Return all lines below containing the word "beyond".

---

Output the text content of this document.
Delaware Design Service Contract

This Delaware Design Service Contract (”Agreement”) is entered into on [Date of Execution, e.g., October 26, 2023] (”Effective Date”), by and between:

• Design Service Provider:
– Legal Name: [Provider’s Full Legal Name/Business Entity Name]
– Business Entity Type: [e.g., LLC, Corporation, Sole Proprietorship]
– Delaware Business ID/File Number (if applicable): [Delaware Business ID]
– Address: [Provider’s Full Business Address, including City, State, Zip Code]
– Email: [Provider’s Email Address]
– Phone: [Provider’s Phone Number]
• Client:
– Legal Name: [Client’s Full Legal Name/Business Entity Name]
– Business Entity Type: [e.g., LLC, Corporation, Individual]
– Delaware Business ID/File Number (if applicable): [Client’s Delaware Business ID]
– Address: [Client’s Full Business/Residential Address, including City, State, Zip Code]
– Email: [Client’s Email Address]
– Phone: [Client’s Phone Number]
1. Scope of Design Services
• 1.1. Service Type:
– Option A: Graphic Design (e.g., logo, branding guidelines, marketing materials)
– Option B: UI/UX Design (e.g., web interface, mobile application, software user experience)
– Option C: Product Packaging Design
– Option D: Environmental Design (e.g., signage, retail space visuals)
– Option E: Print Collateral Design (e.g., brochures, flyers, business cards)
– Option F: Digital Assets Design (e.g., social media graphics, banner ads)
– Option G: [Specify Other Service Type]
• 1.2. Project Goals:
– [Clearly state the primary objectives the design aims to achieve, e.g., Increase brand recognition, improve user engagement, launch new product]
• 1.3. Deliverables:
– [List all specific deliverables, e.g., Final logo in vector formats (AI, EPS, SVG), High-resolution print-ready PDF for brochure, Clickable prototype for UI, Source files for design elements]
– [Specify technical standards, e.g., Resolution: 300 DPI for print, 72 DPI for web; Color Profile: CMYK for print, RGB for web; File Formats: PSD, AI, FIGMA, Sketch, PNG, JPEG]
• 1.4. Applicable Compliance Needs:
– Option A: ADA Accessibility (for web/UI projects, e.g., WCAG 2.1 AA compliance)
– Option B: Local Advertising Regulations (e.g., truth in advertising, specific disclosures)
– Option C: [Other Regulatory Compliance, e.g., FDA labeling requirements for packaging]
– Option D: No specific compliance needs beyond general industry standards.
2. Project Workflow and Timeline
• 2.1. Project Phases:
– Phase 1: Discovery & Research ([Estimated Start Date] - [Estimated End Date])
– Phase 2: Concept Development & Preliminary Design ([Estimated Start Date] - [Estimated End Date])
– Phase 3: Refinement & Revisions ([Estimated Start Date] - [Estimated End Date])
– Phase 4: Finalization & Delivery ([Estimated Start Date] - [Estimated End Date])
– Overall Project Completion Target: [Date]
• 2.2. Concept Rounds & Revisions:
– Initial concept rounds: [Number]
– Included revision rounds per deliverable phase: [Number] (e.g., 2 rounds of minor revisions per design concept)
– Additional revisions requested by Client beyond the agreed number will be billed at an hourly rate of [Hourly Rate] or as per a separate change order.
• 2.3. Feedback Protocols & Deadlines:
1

---

▸ Exercise solution
– Option D: No specific compliance needs beyond general industry standards.
– Additional revisions requested by Client beyond the agreed number will be billed at an hourly rate of [Hourly Rate] or as per a separate change order.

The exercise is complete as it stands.